PROBLEM REQUIREMENTS =
Word for word, transcribe the lines below and drop the pictures.

[Saved entries]

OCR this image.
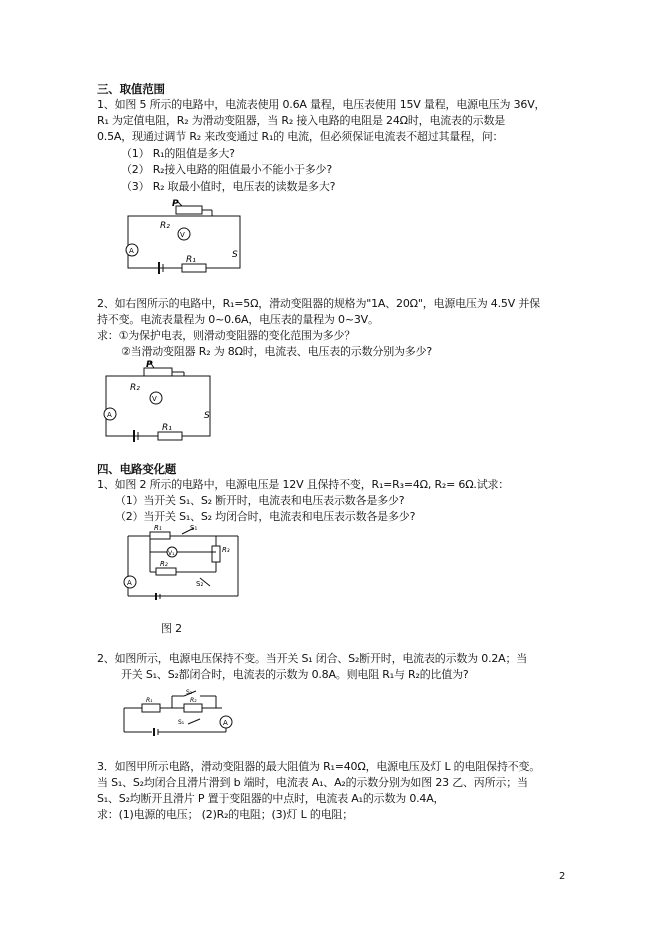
三、取值范围
1、如图 5 所示的电路中，电流表使用 0.6A 量程，电压表使用 15V 量程，电源电压为 36V，
R₁ 为定值电阻，R₂ 为滑动变阻器，当 R₂ 接入电路的电阻是 24Ω时，电流表的示数是
0.5A，现通过调节 R₂ 来改变通过 R₁的 电流，但必须保证电流表不超过其量程，问：
（1） R₁的阻值是多大?
（2） R₂接入电路的阻值最小不能小于多少?
（3） R₂ 取最小值时，电压表的读数是多大?
P
R₂
V
A
R₁	S
2、如右图所示的电路中，R₁=5Ω，滑动变阻器的规格为"1A、20Ω"，电源电压为 4.5V 并保
持不变。电流表量程为 0~0.6A，电压表的量程为 0~3V。
求：①为保护电表，则滑动变阻器的变化范围为多少？
②当滑动变阻器 R₂ 为 8Ω时，电流表、电压表的示数分别为多少?
P
R₂
V
A
R₁
S
四、电路变化题
1、如图 2 所示的电路中，电源电压是 12V 且保持不变，R₁=R₃=4Ω, R₂= 6Ω.试求：
（1）当开关 S₁、S₂ 断开时，电流表和电压表示数各是多少?
（2）当开关 S₁、S₂ 均闭合时，电流表和电压表示数各是多少?
R₁	S₁
R₃
V₁
R₂
A	S₂
图 2
2、如图所示，电源电压保持不变。当开关 S₁ 闭合、S₂断开时，电流表的示数为 0.2A；当
开关 S₁、S₂都闭合时，电流表的示数为 0.8A。则电阻 R₁与 R₂的比值为?
R₁	R₂
A
S₁
S₂
3．如图甲所示电路，滑动变阻器的最大阻值为 R₁=40Ω，电源电压及灯 L 的电阻保持不变。
当 S₁、S₂均闭合且滑片滑到 b 端时，电流表 A₁、A₂的示数分别为如图 23 乙、丙所示；当
S₁、S₂均断开且滑片 P 置于变阻器的中点时，电流表 A₁的示数为 0.4A，
求：(1)电源的电压； (2)R₂的电阻；(3)灯 L 的电阻；
2
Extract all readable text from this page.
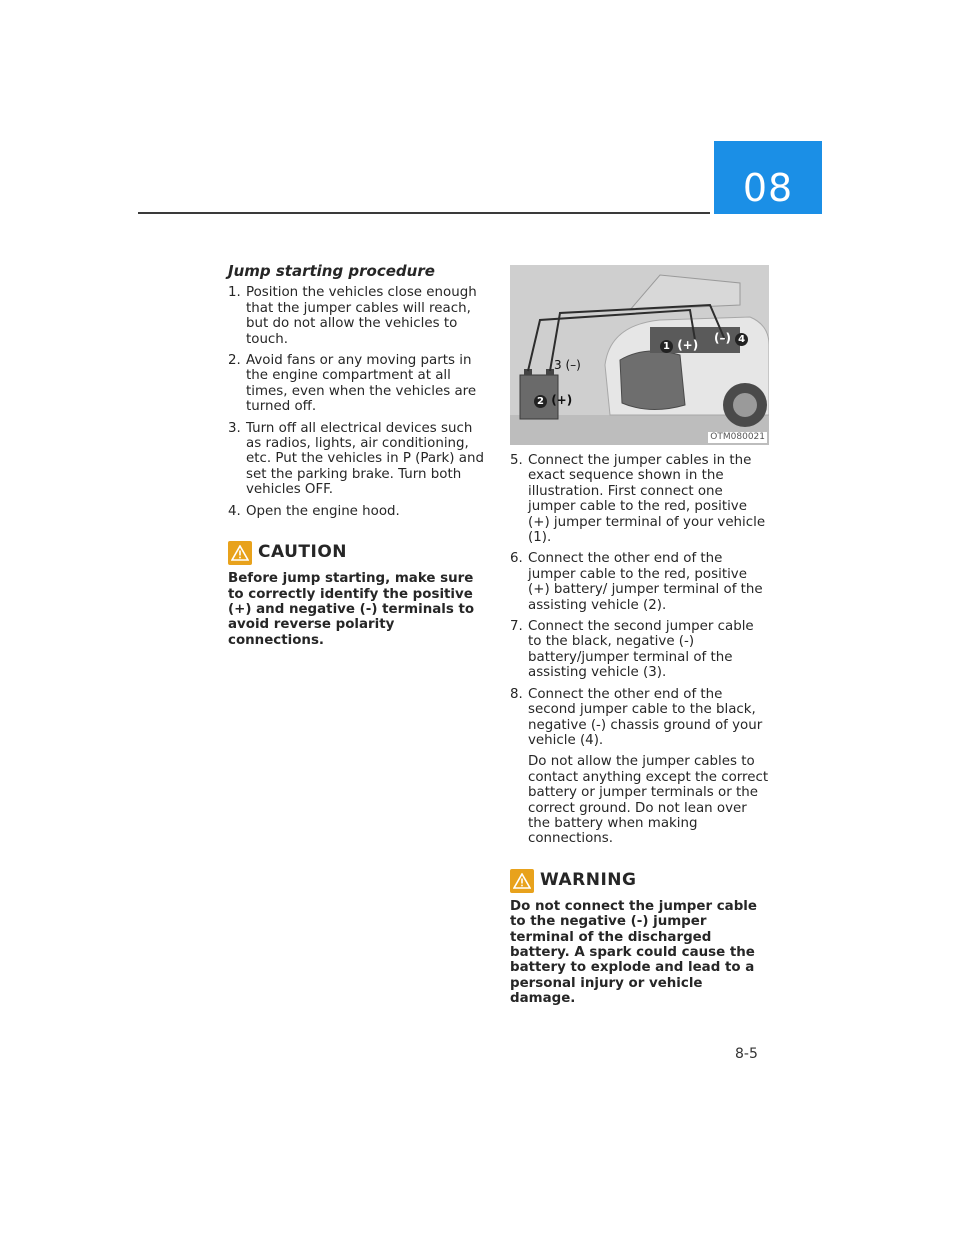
08
Jump starting procedure
1. Position the vehicles close enough that the jumper cables will reach, but do not allow the vehicles to touch.
2. Avoid fans or any moving parts in the engine compartment at all times, even when the vehicles are turned off.
3. Turn off all electrical devices such as radios, lights, air conditioning, etc. Put the vehicles in P (Park) and set the parking brake. Turn both vehicles OFF.
4. Open the engine hood.
CAUTION
Before jump starting, make sure to correctly identify the positive (+) and negative (-) terminals to avoid reverse polarity connections.
2 (+)
3 (–)
1 (+) (–) 4
OTM080021
5. Connect the jumper cables in the exact sequence shown in the illustration. First connect one jumper cable to the red, positive (+) jumper terminal of your vehicle (1).
6. Connect the other end of the jumper cable to the red, positive (+) battery/ jumper terminal of the assisting vehicle (2).
7. Connect the second jumper cable to the black, negative (-) battery/jumper terminal of the assisting vehicle (3).
8. Connect the other end of the second jumper cable to the black, negative (-) chassis ground of your vehicle (4).
Do not allow the jumper cables to contact anything except the correct battery or jumper terminals or the correct ground. Do not lean over the battery when making connections.
WARNING
Do not connect the jumper cable to the negative (-) jumper terminal of the discharged battery. A spark could cause the battery to explode and lead to a personal injury or vehicle damage.
8-5
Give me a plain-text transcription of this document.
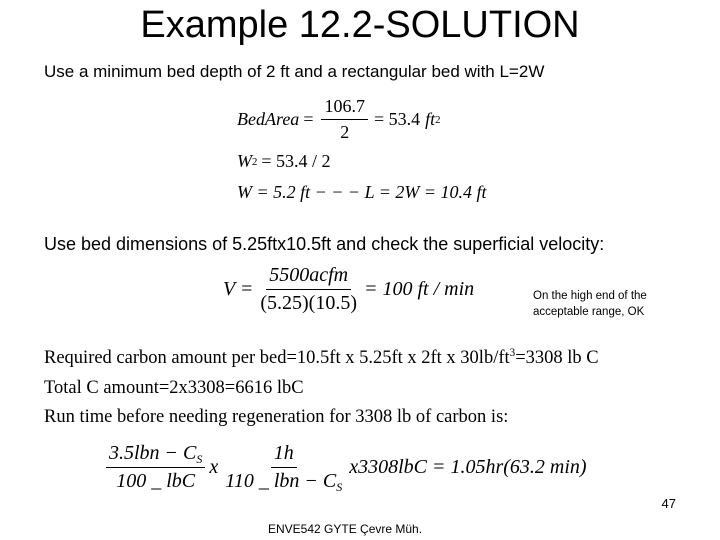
Example 12.2-SOLUTION
Use a minimum bed depth of 2 ft and a rectangular bed with L=2W
BedArea = $\frac{106.7}{2} = 53.4$ ft 2
W 2 = 53.4 / 2
W = 5.2 ft − − − L = 2W = 10.4 ft
Use bed dimensions of 5.25ftx10.5ft and check the superficial velocity:
$V = \frac{\text{5500acfm}}{(5.25)(10.5)} = 100$ ft / min	On the high end of the acceptable range, OK
Required carbon amount per bed=10.5ft x 5.25ft x 2ft x $30lb/ft^3=3308$ lb C
Total C amount=2x3308=6616 lbC
Run time before needing regeneration for 3308 lb of carbon is:
$\frac{3.5lbn - C_S}{\text{100 \_ lbC}}$ x $\frac{1h}{110 \_ lbn - C_S} x3308lbC = 1.05hr(63.2$ min)
47
ENVE542 GYTE Çevre Müh.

SOLUTION FOR THIS PROBLEM =
OCR this image.
三、取值范围
1、如图 5 所示的电路中，电流表使用 0.6A 量程，电压表使用 15V 量程，电源电压为 36V，
R₁ 为定值电阻，R₂ 为滑动变阻器，当 R₂ 接入电路的电阻是 24Ω时，电流表的示数是
0.5A，现通过调节 R₂ 来改变通过 R₁的 电流，但必须保证电流表不超过其量程，问：
（1） R₁的阻值是多大?
（2） R₂接入电路的阻值最小不能小于多少?
（3） R₂ 取最小值时，电压表的读数是多大?
P
R₂
V
A
R₁	S
2、如右图所示的电路中，R₁=5Ω，滑动变阻器的规格为"1A、20Ω"，电源电压为 4.5V 并保
持不变。电流表量程为 0~0.6A，电压表的量程为 0~3V。
求：①为保护电表，则滑动变阻器的变化范围为多少？
②当滑动变阻器 R₂ 为 8Ω时，电流表、电压表的示数分别为多少?
P
R₂
V
A
R₁
S
四、电路变化题
1、如图 2 所示的电路中，电源电压是 12V 且保持不变，R₁=R₃=4Ω, R₂= 6Ω.试求：
（1）当开关 S₁、S₂ 断开时，电流表和电压表示数各是多少?
（2）当开关 S₁、S₂ 均闭合时，电流表和电压表示数各是多少?
R₁	S₁
R₃
V₁
R₂
A	S₂
图 2
2、如图所示，电源电压保持不变。当开关 S₁ 闭合、S₂断开时，电流表的示数为 0.2A；当
开关 S₁、S₂都闭合时，电流表的示数为 0.8A。则电阻 R₁与 R₂的比值为?
R₁	R₂
A
S₁
S₂
3．如图甲所示电路，滑动变阻器的最大阻值为 R₁=40Ω，电源电压及灯 L 的电阻保持不变。
当 S₁、S₂均闭合且滑片滑到 b 端时，电流表 A₁、A₂的示数分别为如图 23 乙、丙所示；当
S₁、S₂均断开且滑片 P 置于变阻器的中点时，电流表 A₁的示数为 0.4A，
求：(1)电源的电压； (2)R₂的电阻；(3)灯 L 的电阻；
2
Extract all readable text from this page.
08
Jump starting procedure
1. Position the vehicles close enough that the jumper cables will reach, but do not allow the vehicles to touch.
2. Avoid fans or any moving parts in the engine compartment at all times, even when the vehicles are turned off.
3. Turn off all electrical devices such as radios, lights, air conditioning, etc. Put the vehicles in P (Park) and set the parking brake. Turn both vehicles OFF.
4. Open the engine hood.
CAUTION
Before jump starting, make sure to correctly identify the positive (+) and negative (-) terminals to avoid reverse polarity connections.
2 (+)
3 (–)
1 (+) (–) 4
OTM080021
5. Connect the jumper cables in the exact sequence shown in the illustration. First connect one jumper cable to the red, positive (+) jumper terminal of your vehicle (1).
6. Connect the other end of the jumper cable to the red, positive (+) battery/ jumper terminal of the assisting vehicle (2).
7. Connect the second jumper cable to the black, negative (-) battery/jumper terminal of the assisting vehicle (3).
8. Connect the other end of the second jumper cable to the black, negative (-) chassis ground of your vehicle (4).
Do not allow the jumper cables to contact anything except the correct battery or jumper terminals or the correct ground. Do not lean over the battery when making connections.
WARNING
Do not connect the jumper cable to the negative (-) jumper terminal of the discharged battery. A spark could cause the battery to explode and lead to a personal injury or vehicle damage.
8-5
Give me a plain-text transcription of this document.
Example 12.2-SOLUTION
Use a minimum bed depth of 2 ft and a rectangular bed with L=2W
BedArea = $\frac{106.7}{2} = 53.4$ ft 2
W 2 = 53.4 / 2
W = 5.2 ft − − − L = 2W = 10.4 ft
Use bed dimensions of 5.25ftx10.5ft and check the superficial velocity:
$V = \frac{\text{5500acfm}}{(5.25)(10.5)} = 100$ ft / min	On the high end of the acceptable range, OK
Required carbon amount per bed=10.5ft x 5.25ft x 2ft x $30lb/ft^3=3308$ lb C
Total C amount=2x3308=6616 lbC
Run time before needing regeneration for 3308 lb of carbon is:
$\frac{3.5lbn - C_S}{\text{100 \_ lbC}}$ x $\frac{1h}{110 \_ lbn - C_S} x3308lbC = 1.05hr(63.2$ min)
47
ENVE542 GYTE Çevre Müh.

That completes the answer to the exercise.